• _Provided material_:
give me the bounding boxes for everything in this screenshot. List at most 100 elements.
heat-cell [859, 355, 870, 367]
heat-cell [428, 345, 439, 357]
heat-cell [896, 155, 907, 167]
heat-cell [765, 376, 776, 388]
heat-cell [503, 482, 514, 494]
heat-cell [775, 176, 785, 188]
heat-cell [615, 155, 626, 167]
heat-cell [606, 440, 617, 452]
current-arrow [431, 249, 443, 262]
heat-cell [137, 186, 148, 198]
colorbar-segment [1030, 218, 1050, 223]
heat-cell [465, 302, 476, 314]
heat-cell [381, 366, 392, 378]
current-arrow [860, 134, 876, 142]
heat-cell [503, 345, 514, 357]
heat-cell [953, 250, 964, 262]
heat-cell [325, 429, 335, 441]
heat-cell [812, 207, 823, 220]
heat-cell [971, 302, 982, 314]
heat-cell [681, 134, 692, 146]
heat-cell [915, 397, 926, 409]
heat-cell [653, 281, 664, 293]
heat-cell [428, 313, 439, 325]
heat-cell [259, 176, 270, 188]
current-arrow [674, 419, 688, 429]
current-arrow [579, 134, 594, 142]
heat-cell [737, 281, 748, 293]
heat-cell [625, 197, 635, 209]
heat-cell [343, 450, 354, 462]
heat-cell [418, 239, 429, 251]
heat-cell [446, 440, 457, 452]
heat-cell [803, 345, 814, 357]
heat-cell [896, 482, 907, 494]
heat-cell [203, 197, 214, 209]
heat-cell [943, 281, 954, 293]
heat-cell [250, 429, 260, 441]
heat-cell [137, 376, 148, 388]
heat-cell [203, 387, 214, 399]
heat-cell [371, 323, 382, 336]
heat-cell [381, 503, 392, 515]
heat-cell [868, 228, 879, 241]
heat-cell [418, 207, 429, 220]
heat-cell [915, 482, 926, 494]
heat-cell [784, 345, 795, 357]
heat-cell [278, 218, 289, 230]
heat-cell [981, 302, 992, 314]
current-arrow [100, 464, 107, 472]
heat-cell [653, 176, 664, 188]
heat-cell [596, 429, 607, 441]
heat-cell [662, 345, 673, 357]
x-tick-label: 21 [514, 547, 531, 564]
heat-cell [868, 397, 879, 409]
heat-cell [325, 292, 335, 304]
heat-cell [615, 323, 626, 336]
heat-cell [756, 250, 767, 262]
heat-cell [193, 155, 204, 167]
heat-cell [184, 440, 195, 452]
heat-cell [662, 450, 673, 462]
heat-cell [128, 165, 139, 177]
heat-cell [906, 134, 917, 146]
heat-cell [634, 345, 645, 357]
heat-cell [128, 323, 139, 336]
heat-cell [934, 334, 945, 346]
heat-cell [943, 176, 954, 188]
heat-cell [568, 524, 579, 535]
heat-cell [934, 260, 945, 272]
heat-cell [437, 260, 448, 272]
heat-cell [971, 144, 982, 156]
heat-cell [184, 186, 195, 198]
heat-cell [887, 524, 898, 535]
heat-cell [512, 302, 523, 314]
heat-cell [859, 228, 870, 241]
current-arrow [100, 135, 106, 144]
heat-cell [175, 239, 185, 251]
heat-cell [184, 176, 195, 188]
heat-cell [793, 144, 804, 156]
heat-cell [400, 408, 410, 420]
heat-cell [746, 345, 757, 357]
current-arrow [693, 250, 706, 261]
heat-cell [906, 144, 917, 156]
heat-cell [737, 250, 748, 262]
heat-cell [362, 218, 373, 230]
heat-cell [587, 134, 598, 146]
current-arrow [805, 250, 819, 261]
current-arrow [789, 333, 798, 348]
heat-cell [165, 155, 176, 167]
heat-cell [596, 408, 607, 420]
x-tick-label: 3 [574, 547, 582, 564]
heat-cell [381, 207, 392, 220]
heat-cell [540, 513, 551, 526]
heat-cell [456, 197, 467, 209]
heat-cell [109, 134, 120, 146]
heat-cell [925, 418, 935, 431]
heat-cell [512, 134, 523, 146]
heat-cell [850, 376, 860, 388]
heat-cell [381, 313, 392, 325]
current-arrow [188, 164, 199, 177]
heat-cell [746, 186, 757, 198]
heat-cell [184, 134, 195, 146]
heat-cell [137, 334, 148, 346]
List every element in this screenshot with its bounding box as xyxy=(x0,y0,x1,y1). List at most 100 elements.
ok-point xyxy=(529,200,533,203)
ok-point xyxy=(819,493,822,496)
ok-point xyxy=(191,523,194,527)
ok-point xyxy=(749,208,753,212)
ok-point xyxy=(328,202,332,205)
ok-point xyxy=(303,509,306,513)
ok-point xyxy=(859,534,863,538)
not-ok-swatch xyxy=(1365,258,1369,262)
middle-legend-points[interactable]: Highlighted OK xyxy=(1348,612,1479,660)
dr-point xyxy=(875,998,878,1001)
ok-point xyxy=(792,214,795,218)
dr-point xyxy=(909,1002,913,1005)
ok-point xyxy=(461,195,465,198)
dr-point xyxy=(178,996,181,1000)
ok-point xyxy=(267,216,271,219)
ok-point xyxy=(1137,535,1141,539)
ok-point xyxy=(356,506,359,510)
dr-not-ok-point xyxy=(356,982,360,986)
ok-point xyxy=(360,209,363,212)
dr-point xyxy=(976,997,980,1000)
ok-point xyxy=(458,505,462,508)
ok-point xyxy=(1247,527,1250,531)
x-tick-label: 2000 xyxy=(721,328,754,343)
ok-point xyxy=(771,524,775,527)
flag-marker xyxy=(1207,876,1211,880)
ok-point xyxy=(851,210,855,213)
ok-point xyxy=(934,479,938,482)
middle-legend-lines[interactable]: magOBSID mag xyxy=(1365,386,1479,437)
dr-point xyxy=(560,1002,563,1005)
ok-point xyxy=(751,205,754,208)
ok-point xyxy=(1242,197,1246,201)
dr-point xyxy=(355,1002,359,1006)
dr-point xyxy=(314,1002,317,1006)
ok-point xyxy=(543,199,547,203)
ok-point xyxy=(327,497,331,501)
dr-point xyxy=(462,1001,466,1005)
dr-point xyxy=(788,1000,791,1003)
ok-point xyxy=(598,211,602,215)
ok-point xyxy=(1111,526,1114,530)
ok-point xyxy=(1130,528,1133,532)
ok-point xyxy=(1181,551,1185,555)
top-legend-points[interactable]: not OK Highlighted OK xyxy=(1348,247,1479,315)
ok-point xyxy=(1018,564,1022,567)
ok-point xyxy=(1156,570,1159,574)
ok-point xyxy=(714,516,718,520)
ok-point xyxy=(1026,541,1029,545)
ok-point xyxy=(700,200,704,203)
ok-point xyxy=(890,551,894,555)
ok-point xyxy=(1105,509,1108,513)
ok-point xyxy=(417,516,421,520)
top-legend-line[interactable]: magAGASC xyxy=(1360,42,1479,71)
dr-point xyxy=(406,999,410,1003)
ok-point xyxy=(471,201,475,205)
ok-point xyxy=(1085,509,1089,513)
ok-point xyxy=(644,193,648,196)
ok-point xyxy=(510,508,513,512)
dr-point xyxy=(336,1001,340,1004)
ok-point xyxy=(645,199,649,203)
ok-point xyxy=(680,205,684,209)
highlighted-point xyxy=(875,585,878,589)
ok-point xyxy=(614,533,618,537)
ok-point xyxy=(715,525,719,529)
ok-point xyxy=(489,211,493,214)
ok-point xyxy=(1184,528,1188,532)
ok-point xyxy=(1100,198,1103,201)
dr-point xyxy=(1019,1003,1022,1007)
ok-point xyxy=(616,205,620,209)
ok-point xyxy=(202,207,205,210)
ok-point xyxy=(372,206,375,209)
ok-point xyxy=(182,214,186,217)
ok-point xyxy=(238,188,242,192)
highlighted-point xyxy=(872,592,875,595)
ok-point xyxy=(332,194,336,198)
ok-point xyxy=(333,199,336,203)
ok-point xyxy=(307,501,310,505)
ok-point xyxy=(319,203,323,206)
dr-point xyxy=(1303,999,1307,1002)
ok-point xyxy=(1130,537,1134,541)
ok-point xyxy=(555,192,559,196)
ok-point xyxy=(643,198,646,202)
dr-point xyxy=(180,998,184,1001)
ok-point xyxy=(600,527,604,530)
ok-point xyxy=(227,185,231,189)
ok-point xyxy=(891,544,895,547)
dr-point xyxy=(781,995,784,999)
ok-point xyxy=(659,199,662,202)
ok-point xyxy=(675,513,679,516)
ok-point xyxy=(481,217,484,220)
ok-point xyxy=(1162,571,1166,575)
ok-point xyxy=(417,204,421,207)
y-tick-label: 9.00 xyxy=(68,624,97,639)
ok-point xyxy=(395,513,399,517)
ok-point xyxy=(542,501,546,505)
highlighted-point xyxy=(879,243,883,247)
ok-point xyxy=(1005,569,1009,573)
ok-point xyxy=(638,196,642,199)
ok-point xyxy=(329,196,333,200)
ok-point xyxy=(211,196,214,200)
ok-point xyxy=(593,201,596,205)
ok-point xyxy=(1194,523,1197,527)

• _Task description_: Count the lines in the entries above that contain the word "elements", with case counting. Give only the number.

• _Response to the exercise_: 2